Each entry below is to be written out exactly, and the pictures are to be left out.

─── INPUT DATA ───

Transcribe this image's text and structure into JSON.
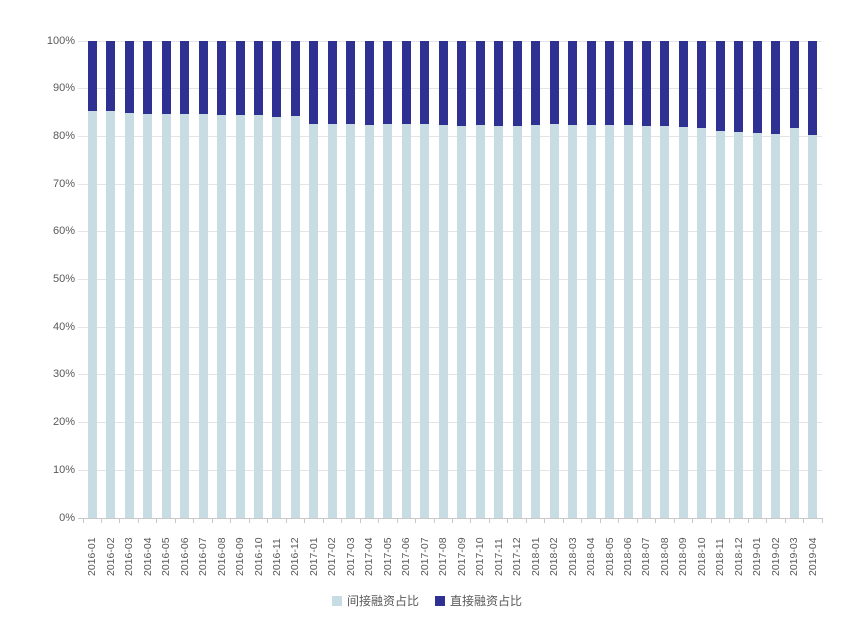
{
  "chart_data": {
    "type": "bar",
    "stacked": true,
    "stack_mode": "percent",
    "title": "",
    "xlabel": "",
    "ylabel": "",
    "ylim": [
      0,
      100
    ],
    "grid": true,
    "legend_position": "bottom",
    "y_ticks": [
      "0%",
      "10%",
      "20%",
      "30%",
      "40%",
      "50%",
      "60%",
      "70%",
      "80%",
      "90%",
      "100%"
    ],
    "categories": [
      "2016-01",
      "2016-02",
      "2016-03",
      "2016-04",
      "2016-05",
      "2016-06",
      "2016-07",
      "2016-08",
      "2016-09",
      "2016-10",
      "2016-11",
      "2016-12",
      "2017-01",
      "2017-02",
      "2017-03",
      "2017-04",
      "2017-05",
      "2017-06",
      "2017-07",
      "2017-08",
      "2017-09",
      "2017-10",
      "2017-11",
      "2017-12",
      "2018-01",
      "2018-02",
      "2018-03",
      "2018-04",
      "2018-05",
      "2018-06",
      "2018-07",
      "2018-08",
      "2018-09",
      "2018-10",
      "2018-11",
      "2018-12",
      "2019-01",
      "2019-02",
      "2019-03",
      "2019-04"
    ],
    "series": [
      {
        "name": "间接融资占比",
        "color": "#c7dde3",
        "values": [
          85.3,
          85.3,
          85.0,
          84.8,
          84.8,
          84.7,
          84.7,
          84.5,
          84.5,
          84.4,
          84.0,
          84.2,
          82.6,
          82.5,
          82.5,
          82.4,
          82.6,
          82.6,
          82.6,
          82.4,
          82.2,
          82.3,
          82.2,
          82.2,
          82.4,
          82.5,
          82.4,
          82.4,
          82.3,
          82.4,
          82.2,
          82.2,
          82.0,
          81.7,
          81.2,
          80.9,
          80.8,
          80.6,
          81.8,
          80.3
        ]
      },
      {
        "name": "直接融资占比",
        "color": "#2e3192",
        "values": [
          14.7,
          14.7,
          15.0,
          15.2,
          15.2,
          15.3,
          15.3,
          15.5,
          15.5,
          15.6,
          16.0,
          15.8,
          17.4,
          17.5,
          17.5,
          17.6,
          17.4,
          17.4,
          17.4,
          17.6,
          17.8,
          17.7,
          17.8,
          17.8,
          17.6,
          17.5,
          17.6,
          17.6,
          17.7,
          17.6,
          17.8,
          17.8,
          18.0,
          18.3,
          18.8,
          19.1,
          19.2,
          19.4,
          18.2,
          19.7
        ]
      }
    ]
  },
  "colors": {
    "gridline": "#e4e4e4",
    "axis_line": "#c9c9c9",
    "axis_text": "#595959",
    "background": "#ffffff"
  }
}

───

§ SOLUTION TO THIS PROBLEM
Transcribe this image's text and structure into JSON.
{
  "chart_data": {
    "type": "bar",
    "stacked": true,
    "stack_mode": "percent",
    "title": "",
    "xlabel": "",
    "ylabel": "",
    "ylim": [
      0,
      100
    ],
    "grid": true,
    "legend_position": "bottom",
    "y_ticks": [
      "0%",
      "10%",
      "20%",
      "30%",
      "40%",
      "50%",
      "60%",
      "70%",
      "80%",
      "90%",
      "100%"
    ],
    "categories": [
      "2016-01",
      "2016-02",
      "2016-03",
      "2016-04",
      "2016-05",
      "2016-06",
      "2016-07",
      "2016-08",
      "2016-09",
      "2016-10",
      "2016-11",
      "2016-12",
      "2017-01",
      "2017-02",
      "2017-03",
      "2017-04",
      "2017-05",
      "2017-06",
      "2017-07",
      "2017-08",
      "2017-09",
      "2017-10",
      "2017-11",
      "2017-12",
      "2018-01",
      "2018-02",
      "2018-03",
      "2018-04",
      "2018-05",
      "2018-06",
      "2018-07",
      "2018-08",
      "2018-09",
      "2018-10",
      "2018-11",
      "2018-12",
      "2019-01",
      "2019-02",
      "2019-03",
      "2019-04"
    ],
    "series": [
      {
        "name": "间接融资占比",
        "color": "#c7dde3",
        "values": [
          85.3,
          85.3,
          85.0,
          84.8,
          84.8,
          84.7,
          84.7,
          84.5,
          84.5,
          84.4,
          84.0,
          84.2,
          82.6,
          82.5,
          82.5,
          82.4,
          82.6,
          82.6,
          82.6,
          82.4,
          82.2,
          82.3,
          82.2,
          82.2,
          82.4,
          82.5,
          82.4,
          82.4,
          82.3,
          82.4,
          82.2,
          82.2,
          82.0,
          81.7,
          81.2,
          80.9,
          80.8,
          80.6,
          81.8,
          80.3
        ]
      },
      {
        "name": "直接融资占比",
        "color": "#2e3192",
        "values": [
          14.7,
          14.7,
          15.0,
          15.2,
          15.2,
          15.3,
          15.3,
          15.5,
          15.5,
          15.6,
          16.0,
          15.8,
          17.4,
          17.5,
          17.5,
          17.6,
          17.4,
          17.4,
          17.4,
          17.6,
          17.8,
          17.7,
          17.8,
          17.8,
          17.6,
          17.5,
          17.6,
          17.6,
          17.7,
          17.6,
          17.8,
          17.8,
          18.0,
          18.3,
          18.8,
          19.1,
          19.2,
          19.4,
          18.2,
          19.7
        ]
      }
    ]
  },
  "colors": {
    "gridline": "#e4e4e4",
    "axis_line": "#c9c9c9",
    "axis_text": "#595959",
    "background": "#ffffff"
  }
}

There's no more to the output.